Rows from a dataset:
============================================================
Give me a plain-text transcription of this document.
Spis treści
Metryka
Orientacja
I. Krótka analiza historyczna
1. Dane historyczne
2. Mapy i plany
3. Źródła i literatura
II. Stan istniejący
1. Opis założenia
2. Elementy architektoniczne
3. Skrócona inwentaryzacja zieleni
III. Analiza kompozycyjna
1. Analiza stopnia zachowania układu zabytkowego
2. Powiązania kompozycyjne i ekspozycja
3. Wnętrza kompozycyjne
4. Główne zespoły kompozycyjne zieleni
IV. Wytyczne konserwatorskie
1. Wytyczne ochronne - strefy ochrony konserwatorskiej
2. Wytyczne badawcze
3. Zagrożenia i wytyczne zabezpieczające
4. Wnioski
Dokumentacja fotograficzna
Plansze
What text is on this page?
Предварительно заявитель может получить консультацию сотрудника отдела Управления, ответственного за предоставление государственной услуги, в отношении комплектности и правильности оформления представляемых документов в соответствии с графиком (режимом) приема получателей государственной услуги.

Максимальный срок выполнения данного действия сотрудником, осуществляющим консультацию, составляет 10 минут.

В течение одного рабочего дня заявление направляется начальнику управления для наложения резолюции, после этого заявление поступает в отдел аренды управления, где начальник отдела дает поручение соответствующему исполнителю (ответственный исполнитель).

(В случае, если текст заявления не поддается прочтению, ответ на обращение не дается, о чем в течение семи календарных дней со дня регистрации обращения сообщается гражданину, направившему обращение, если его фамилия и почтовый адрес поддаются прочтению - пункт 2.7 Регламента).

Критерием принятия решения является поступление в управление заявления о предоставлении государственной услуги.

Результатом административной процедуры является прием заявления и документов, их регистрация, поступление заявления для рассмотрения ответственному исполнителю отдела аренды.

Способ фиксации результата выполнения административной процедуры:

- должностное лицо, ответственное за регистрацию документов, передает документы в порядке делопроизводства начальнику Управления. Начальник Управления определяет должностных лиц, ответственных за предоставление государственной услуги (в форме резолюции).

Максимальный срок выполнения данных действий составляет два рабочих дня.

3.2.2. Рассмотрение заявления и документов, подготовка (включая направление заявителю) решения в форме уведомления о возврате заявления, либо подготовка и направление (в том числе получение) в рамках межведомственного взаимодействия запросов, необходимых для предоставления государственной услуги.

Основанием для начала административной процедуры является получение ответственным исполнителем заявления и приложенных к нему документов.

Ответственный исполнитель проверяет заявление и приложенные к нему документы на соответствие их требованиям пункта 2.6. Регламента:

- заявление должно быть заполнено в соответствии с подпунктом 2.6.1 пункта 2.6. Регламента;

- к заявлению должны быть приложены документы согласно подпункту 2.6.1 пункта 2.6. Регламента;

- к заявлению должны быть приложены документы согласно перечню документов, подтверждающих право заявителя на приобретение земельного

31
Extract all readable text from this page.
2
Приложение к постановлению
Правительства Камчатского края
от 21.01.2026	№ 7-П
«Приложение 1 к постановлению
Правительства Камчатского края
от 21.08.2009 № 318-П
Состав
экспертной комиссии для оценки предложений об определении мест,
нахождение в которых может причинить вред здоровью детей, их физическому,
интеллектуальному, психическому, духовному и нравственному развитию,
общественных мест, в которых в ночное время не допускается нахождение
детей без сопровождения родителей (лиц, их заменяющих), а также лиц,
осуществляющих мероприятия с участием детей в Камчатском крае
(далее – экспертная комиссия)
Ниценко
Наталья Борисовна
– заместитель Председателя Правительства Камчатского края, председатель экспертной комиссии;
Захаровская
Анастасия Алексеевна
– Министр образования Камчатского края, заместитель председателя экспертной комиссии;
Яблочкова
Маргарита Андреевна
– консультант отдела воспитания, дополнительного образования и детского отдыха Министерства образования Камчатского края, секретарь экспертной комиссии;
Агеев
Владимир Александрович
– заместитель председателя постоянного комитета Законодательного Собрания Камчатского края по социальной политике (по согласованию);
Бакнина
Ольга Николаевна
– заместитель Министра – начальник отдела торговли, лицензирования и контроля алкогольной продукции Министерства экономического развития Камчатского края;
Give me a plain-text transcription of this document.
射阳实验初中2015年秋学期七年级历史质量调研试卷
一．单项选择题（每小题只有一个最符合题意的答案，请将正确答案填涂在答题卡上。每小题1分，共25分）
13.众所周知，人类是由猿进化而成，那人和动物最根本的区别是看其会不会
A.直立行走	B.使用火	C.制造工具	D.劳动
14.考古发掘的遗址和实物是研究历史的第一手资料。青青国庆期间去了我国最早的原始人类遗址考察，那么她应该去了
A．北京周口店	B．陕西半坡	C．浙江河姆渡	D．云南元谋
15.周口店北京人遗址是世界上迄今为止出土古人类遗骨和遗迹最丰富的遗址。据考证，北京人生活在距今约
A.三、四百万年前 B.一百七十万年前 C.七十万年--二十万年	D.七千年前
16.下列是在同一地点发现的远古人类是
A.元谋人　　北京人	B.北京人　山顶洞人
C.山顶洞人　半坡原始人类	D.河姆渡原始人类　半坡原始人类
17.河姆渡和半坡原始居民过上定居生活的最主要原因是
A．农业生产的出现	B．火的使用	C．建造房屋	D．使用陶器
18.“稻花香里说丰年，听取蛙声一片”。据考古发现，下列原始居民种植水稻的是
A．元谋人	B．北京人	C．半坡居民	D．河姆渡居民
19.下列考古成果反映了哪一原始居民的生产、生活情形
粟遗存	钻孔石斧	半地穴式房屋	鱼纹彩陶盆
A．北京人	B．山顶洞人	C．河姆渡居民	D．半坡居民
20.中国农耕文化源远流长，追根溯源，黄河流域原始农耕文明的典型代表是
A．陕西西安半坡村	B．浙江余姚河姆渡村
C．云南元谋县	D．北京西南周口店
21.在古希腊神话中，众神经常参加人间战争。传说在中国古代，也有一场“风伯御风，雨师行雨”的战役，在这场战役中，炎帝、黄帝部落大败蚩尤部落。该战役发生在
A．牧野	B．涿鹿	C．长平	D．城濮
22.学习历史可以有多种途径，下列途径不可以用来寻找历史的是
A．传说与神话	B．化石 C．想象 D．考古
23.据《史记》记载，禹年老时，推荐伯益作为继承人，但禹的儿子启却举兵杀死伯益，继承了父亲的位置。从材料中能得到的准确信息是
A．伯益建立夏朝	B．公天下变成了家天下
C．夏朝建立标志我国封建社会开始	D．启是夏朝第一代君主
============================================================
Write out every record, exactly as written.

- [Full answer]
Give me a plain-text transcription of this document.
Spis treści
Metryka
Orientacja
I. Krótka analiza historyczna
1. Dane historyczne
2. Mapy i plany
3. Źródła i literatura
II. Stan istniejący
1. Opis założenia
2. Elementy architektoniczne
3. Skrócona inwentaryzacja zieleni
III. Analiza kompozycyjna
1. Analiza stopnia zachowania układu zabytkowego
2. Powiązania kompozycyjne i ekspozycja
3. Wnętrza kompozycyjne
4. Główne zespoły kompozycyjne zieleni
IV. Wytyczne konserwatorskie
1. Wytyczne ochronne - strefy ochrony konserwatorskiej
2. Wytyczne badawcze
3. Zagrożenia i wytyczne zabezpieczające
4. Wnioski
Dokumentacja fotograficzna
Plansze
What text is on this page?
Предварительно заявитель может получить консультацию сотрудника отдела Управления, ответственного за предоставление государственной услуги, в отношении комплектности и правильности оформления представляемых документов в соответствии с графиком (режимом) приема получателей государственной услуги.

Максимальный срок выполнения данного действия сотрудником, осуществляющим консультацию, составляет 10 минут.

В течение одного рабочего дня заявление направляется начальнику управления для наложения резолюции, после этого заявление поступает в отдел аренды управления, где начальник отдела дает поручение соответствующему исполнителю (ответственный исполнитель).

(В случае, если текст заявления не поддается прочтению, ответ на обращение не дается, о чем в течение семи календарных дней со дня регистрации обращения сообщается гражданину, направившему обращение, если его фамилия и почтовый адрес поддаются прочтению - пункт 2.7 Регламента).

Критерием принятия решения является поступление в управление заявления о предоставлении государственной услуги.

Результатом административной процедуры является прием заявления и документов, их регистрация, поступление заявления для рассмотрения ответственному исполнителю отдела аренды.

Способ фиксации результата выполнения административной процедуры:

- должностное лицо, ответственное за регистрацию документов, передает документы в порядке делопроизводства начальнику Управления. Начальник Управления определяет должностных лиц, ответственных за предоставление государственной услуги (в форме резолюции).

Максимальный срок выполнения данных действий составляет два рабочих дня.

3.2.2. Рассмотрение заявления и документов, подготовка (включая направление заявителю) решения в форме уведомления о возврате заявления, либо подготовка и направление (в том числе получение) в рамках межведомственного взаимодействия запросов, необходимых для предоставления государственной услуги.

Основанием для начала административной процедуры является получение ответственным исполнителем заявления и приложенных к нему документов.

Ответственный исполнитель проверяет заявление и приложенные к нему документы на соответствие их требованиям пункта 2.6. Регламента:

- заявление должно быть заполнено в соответствии с подпунктом 2.6.1 пункта 2.6. Регламента;

- к заявлению должны быть приложены документы согласно подпункту 2.6.1 пункта 2.6. Регламента;

- к заявлению должны быть приложены документы согласно перечню документов, подтверждающих право заявителя на приобретение земельного

31
Extract all readable text from this page.
2
Приложение к постановлению
Правительства Камчатского края
от 21.01.2026	№ 7-П
«Приложение 1 к постановлению
Правительства Камчатского края
от 21.08.2009 № 318-П
Состав
экспертной комиссии для оценки предложений об определении мест,
нахождение в которых может причинить вред здоровью детей, их физическому,
интеллектуальному, психическому, духовному и нравственному развитию,
общественных мест, в которых в ночное время не допускается нахождение
детей без сопровождения родителей (лиц, их заменяющих), а также лиц,
осуществляющих мероприятия с участием детей в Камчатском крае
(далее – экспертная комиссия)
Ниценко
Наталья Борисовна
– заместитель Председателя Правительства Камчатского края, председатель экспертной комиссии;
Захаровская
Анастасия Алексеевна
– Министр образования Камчатского края, заместитель председателя экспертной комиссии;
Яблочкова
Маргарита Андреевна
– консультант отдела воспитания, дополнительного образования и детского отдыха Министерства образования Камчатского края, секретарь экспертной комиссии;
Агеев
Владимир Александрович
– заместитель председателя постоянного комитета Законодательного Собрания Камчатского края по социальной политике (по согласованию);
Бакнина
Ольга Николаевна
– заместитель Министра – начальник отдела торговли, лицензирования и контроля алкогольной продукции Министерства экономического развития Камчатского края;
Give me a plain-text transcription of this document.
射阳实验初中2015年秋学期七年级历史质量调研试卷
一．单项选择题（每小题只有一个最符合题意的答案，请将正确答案填涂在答题卡上。每小题1分，共25分）
13.众所周知，人类是由猿进化而成，那人和动物最根本的区别是看其会不会
A.直立行走	B.使用火	C.制造工具	D.劳动
14.考古发掘的遗址和实物是研究历史的第一手资料。青青国庆期间去了我国最早的原始人类遗址考察，那么她应该去了
A．北京周口店	B．陕西半坡	C．浙江河姆渡	D．云南元谋
15.周口店北京人遗址是世界上迄今为止出土古人类遗骨和遗迹最丰富的遗址。据考证，北京人生活在距今约
A.三、四百万年前 B.一百七十万年前 C.七十万年--二十万年	D.七千年前
16.下列是在同一地点发现的远古人类是
A.元谋人　　北京人	B.北京人　山顶洞人
C.山顶洞人　半坡原始人类	D.河姆渡原始人类　半坡原始人类
17.河姆渡和半坡原始居民过上定居生活的最主要原因是
A．农业生产的出现	B．火的使用	C．建造房屋	D．使用陶器
18.“稻花香里说丰年，听取蛙声一片”。据考古发现，下列原始居民种植水稻的是
A．元谋人	B．北京人	C．半坡居民	D．河姆渡居民
19.下列考古成果反映了哪一原始居民的生产、生活情形
粟遗存	钻孔石斧	半地穴式房屋	鱼纹彩陶盆
A．北京人	B．山顶洞人	C．河姆渡居民	D．半坡居民
20.中国农耕文化源远流长，追根溯源，黄河流域原始农耕文明的典型代表是
A．陕西西安半坡村	B．浙江余姚河姆渡村
C．云南元谋县	D．北京西南周口店
21.在古希腊神话中，众神经常参加人间战争。传说在中国古代，也有一场“风伯御风，雨师行雨”的战役，在这场战役中，炎帝、黄帝部落大败蚩尤部落。该战役发生在
A．牧野	B．涿鹿	C．长平	D．城濮
22.学习历史可以有多种途径，下列途径不可以用来寻找历史的是
A．传说与神话	B．化石 C．想象 D．考古
23.据《史记》记载，禹年老时，推荐伯益作为继承人，但禹的儿子启却举兵杀死伯益，继承了父亲的位置。从材料中能得到的准确信息是
A．伯益建立夏朝	B．公天下变成了家天下
C．夏朝建立标志我国封建社会开始	D．启是夏朝第一代君主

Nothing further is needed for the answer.